Images should be left out, and everything else in the listing reproduced exactly.

>> Start RECORD EXCERPTS

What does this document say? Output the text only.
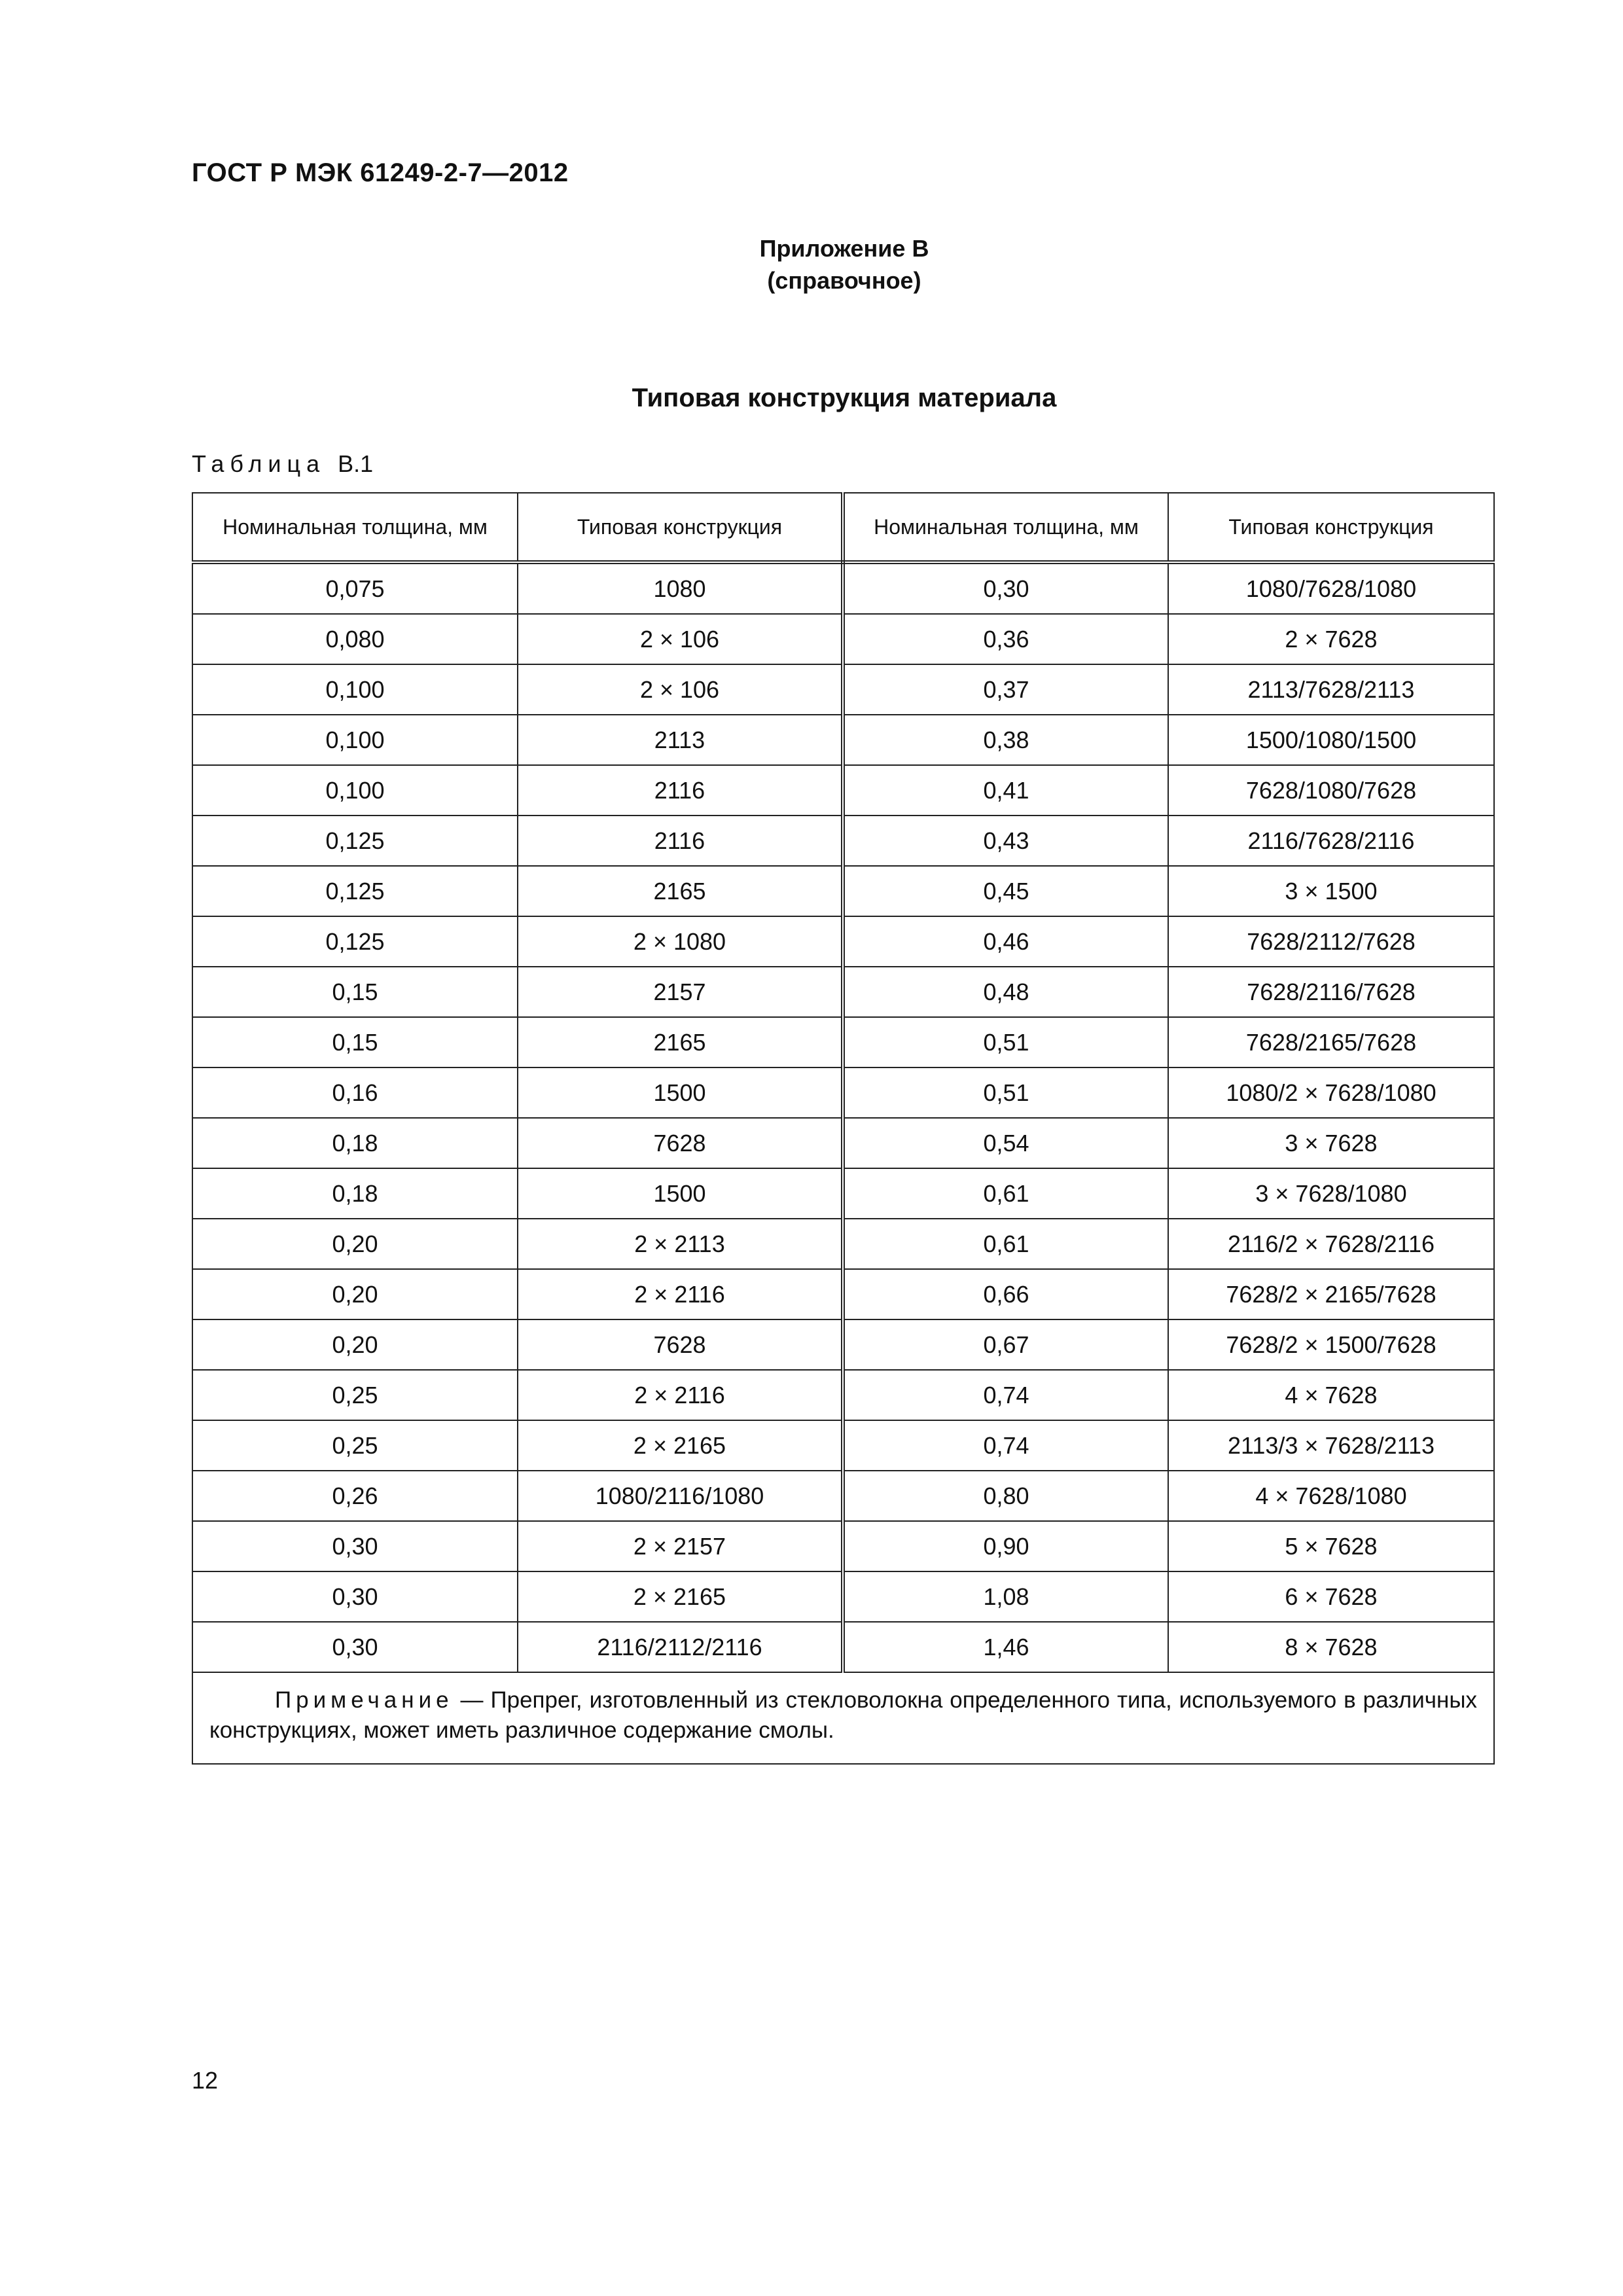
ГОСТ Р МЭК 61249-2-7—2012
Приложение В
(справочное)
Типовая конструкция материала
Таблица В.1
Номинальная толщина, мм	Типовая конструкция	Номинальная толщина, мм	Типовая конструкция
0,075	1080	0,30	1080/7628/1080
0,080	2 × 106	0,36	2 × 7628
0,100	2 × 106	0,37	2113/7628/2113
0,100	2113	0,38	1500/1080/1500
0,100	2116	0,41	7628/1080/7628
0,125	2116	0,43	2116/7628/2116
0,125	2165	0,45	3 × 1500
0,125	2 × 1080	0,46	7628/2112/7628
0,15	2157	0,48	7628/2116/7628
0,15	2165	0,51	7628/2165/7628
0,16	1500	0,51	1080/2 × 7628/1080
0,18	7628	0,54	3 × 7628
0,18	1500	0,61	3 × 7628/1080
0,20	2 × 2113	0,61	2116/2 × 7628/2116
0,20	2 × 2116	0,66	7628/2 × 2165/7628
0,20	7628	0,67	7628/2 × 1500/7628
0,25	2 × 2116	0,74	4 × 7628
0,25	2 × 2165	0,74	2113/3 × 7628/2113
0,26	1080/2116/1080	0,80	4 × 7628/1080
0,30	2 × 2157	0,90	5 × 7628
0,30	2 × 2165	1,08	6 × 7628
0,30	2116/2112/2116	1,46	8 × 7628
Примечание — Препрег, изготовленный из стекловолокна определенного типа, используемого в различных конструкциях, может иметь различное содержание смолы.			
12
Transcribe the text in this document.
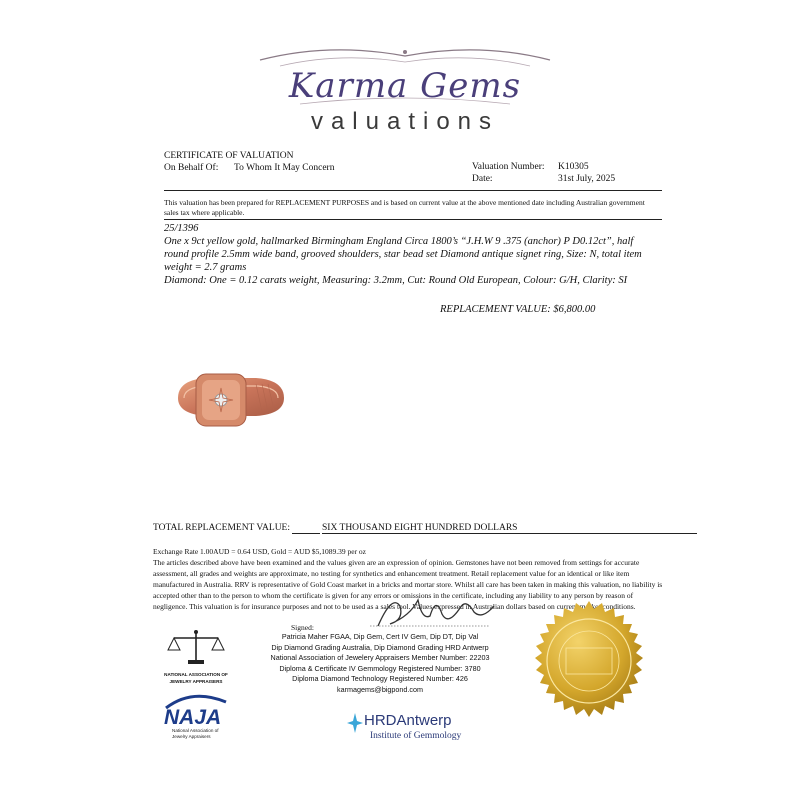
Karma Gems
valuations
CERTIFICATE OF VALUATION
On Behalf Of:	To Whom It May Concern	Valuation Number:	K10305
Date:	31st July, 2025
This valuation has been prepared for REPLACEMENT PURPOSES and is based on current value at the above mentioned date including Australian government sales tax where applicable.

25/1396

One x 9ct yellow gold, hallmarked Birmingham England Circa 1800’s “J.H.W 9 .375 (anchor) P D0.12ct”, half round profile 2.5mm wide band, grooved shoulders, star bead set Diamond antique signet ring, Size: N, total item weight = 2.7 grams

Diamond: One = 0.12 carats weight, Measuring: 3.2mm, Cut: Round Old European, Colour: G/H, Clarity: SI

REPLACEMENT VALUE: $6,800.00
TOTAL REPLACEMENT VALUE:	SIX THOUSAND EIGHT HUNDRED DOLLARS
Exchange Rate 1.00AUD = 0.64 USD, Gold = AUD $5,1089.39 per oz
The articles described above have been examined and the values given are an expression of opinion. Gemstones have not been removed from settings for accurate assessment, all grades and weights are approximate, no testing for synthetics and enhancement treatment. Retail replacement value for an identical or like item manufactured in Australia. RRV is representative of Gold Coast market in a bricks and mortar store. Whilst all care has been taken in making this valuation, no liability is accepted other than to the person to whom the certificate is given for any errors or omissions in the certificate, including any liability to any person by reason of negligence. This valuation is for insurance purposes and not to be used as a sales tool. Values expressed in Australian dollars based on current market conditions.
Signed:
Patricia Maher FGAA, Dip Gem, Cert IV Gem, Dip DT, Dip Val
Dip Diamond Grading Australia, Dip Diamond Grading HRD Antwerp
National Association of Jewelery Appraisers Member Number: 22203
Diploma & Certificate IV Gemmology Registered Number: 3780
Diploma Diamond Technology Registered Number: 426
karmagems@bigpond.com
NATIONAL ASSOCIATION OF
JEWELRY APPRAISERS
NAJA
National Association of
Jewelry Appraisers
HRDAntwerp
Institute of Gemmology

>> End RECORD EXCERPTS

**REPLY TO THE TASK**
What does this document say? Output the text only.
ГОСТ Р МЭК 61249-2-7—2012
Приложение В
(справочное)
Типовая конструкция материала
Таблица В.1
Номинальная толщина, мм	Типовая конструкция	Номинальная толщина, мм	Типовая конструкция
0,075	1080	0,30	1080/7628/1080
0,080	2 × 106	0,36	2 × 7628
0,100	2 × 106	0,37	2113/7628/2113
0,100	2113	0,38	1500/1080/1500
0,100	2116	0,41	7628/1080/7628
0,125	2116	0,43	2116/7628/2116
0,125	2165	0,45	3 × 1500
0,125	2 × 1080	0,46	7628/2112/7628
0,15	2157	0,48	7628/2116/7628
0,15	2165	0,51	7628/2165/7628
0,16	1500	0,51	1080/2 × 7628/1080
0,18	7628	0,54	3 × 7628
0,18	1500	0,61	3 × 7628/1080
0,20	2 × 2113	0,61	2116/2 × 7628/2116
0,20	2 × 2116	0,66	7628/2 × 2165/7628
0,20	7628	0,67	7628/2 × 1500/7628
0,25	2 × 2116	0,74	4 × 7628
0,25	2 × 2165	0,74	2113/3 × 7628/2113
0,26	1080/2116/1080	0,80	4 × 7628/1080
0,30	2 × 2157	0,90	5 × 7628
0,30	2 × 2165	1,08	6 × 7628
0,30	2116/2112/2116	1,46	8 × 7628
Примечание — Препрег, изготовленный из стекловолокна определенного типа, используемого в различных конструкциях, может иметь различное содержание смолы.			
12
Transcribe the text in this document.
Karma Gems
valuations
CERTIFICATE OF VALUATION
On Behalf Of:	To Whom It May Concern	Valuation Number:	K10305
Date:	31st July, 2025
This valuation has been prepared for REPLACEMENT PURPOSES and is based on current value at the above mentioned date including Australian government sales tax where applicable.

25/1396

One x 9ct yellow gold, hallmarked Birmingham England Circa 1800’s “J.H.W 9 .375 (anchor) P D0.12ct”, half round profile 2.5mm wide band, grooved shoulders, star bead set Diamond antique signet ring, Size: N, total item weight = 2.7 grams

Diamond: One = 0.12 carats weight, Measuring: 3.2mm, Cut: Round Old European, Colour: G/H, Clarity: SI

REPLACEMENT VALUE: $6,800.00
TOTAL REPLACEMENT VALUE:	SIX THOUSAND EIGHT HUNDRED DOLLARS
Exchange Rate 1.00AUD = 0.64 USD, Gold = AUD $5,1089.39 per oz
The articles described above have been examined and the values given are an expression of opinion. Gemstones have not been removed from settings for accurate assessment, all grades and weights are approximate, no testing for synthetics and enhancement treatment. Retail replacement value for an identical or like item manufactured in Australia. RRV is representative of Gold Coast market in a bricks and mortar store. Whilst all care has been taken in making this valuation, no liability is accepted other than to the person to whom the certificate is given for any errors or omissions in the certificate, including any liability to any person by reason of negligence. This valuation is for insurance purposes and not to be used as a sales tool. Values expressed in Australian dollars based on current market conditions.
Signed:
Patricia Maher FGAA, Dip Gem, Cert IV Gem, Dip DT, Dip Val
Dip Diamond Grading Australia, Dip Diamond Grading HRD Antwerp
National Association of Jewelery Appraisers Member Number: 22203
Diploma & Certificate IV Gemmology Registered Number: 3780
Diploma Diamond Technology Registered Number: 426
karmagems@bigpond.com
NATIONAL ASSOCIATION OF
JEWELRY APPRAISERS
NAJA
National Association of
Jewelry Appraisers
HRDAntwerp
Institute of Gemmology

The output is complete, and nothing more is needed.